— Start Information provided —

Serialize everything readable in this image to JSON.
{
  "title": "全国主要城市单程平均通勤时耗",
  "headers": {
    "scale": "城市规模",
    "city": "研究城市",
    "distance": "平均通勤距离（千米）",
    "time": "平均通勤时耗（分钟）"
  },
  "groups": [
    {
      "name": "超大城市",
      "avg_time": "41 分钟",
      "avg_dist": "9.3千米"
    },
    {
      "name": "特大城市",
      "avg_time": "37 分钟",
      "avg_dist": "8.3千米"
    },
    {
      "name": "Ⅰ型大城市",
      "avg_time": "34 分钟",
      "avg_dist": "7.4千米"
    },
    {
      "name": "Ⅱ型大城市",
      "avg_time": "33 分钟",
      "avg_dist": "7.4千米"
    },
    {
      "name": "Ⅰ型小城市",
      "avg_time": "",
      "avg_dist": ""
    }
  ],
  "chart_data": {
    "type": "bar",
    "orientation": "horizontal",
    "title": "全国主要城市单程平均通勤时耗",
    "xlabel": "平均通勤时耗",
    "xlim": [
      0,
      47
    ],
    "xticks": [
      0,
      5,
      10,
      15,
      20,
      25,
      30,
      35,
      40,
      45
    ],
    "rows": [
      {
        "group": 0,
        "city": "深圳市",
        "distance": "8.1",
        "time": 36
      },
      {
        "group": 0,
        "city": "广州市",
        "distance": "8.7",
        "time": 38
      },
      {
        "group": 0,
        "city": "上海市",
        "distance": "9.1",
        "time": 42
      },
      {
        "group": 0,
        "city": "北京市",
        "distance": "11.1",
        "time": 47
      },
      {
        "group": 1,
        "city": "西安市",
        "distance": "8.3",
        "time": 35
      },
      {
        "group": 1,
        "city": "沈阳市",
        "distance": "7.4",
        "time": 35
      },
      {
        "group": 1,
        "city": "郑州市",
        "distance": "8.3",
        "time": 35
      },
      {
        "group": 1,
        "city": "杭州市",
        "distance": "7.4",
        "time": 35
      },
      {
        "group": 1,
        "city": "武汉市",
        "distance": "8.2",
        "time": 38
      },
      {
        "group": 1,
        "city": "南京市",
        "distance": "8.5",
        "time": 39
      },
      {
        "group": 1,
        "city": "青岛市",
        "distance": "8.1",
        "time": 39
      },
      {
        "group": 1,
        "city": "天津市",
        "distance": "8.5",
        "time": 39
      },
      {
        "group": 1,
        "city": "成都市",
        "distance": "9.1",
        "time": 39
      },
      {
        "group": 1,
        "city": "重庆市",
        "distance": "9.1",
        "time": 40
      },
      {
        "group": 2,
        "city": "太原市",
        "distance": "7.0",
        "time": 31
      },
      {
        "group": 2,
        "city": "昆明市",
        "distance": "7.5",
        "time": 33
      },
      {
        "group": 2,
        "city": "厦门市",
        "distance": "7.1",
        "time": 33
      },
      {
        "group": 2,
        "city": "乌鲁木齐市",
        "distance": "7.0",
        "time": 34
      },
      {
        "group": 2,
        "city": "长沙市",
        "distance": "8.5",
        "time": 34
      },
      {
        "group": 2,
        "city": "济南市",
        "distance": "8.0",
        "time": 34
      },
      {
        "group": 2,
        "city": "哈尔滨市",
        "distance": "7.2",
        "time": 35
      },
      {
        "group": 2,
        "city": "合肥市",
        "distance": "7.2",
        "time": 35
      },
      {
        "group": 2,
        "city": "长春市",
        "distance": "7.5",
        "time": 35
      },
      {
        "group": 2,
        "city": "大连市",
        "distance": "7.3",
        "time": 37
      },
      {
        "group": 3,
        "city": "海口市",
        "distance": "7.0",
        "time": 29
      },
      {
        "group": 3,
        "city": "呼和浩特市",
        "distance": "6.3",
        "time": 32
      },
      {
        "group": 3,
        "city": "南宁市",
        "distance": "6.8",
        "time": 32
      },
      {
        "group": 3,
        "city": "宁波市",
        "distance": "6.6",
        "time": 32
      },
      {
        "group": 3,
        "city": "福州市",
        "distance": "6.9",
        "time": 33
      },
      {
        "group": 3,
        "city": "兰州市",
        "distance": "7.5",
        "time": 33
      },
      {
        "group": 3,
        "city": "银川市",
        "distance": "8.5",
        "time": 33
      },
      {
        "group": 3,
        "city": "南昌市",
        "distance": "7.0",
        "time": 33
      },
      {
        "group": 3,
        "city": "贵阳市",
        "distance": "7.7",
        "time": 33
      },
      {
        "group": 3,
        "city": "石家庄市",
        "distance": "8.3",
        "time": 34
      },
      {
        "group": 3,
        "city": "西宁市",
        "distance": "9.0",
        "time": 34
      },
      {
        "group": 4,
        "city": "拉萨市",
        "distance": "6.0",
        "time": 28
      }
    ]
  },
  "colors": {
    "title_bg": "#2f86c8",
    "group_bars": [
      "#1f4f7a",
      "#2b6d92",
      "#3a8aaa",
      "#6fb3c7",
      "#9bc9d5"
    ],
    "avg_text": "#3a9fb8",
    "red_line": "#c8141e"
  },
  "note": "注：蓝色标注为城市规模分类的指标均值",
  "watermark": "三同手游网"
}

— End Information provided —

Give the number of lines in the material above that have the word "name" in them, and nothing more.

**The answer**. 5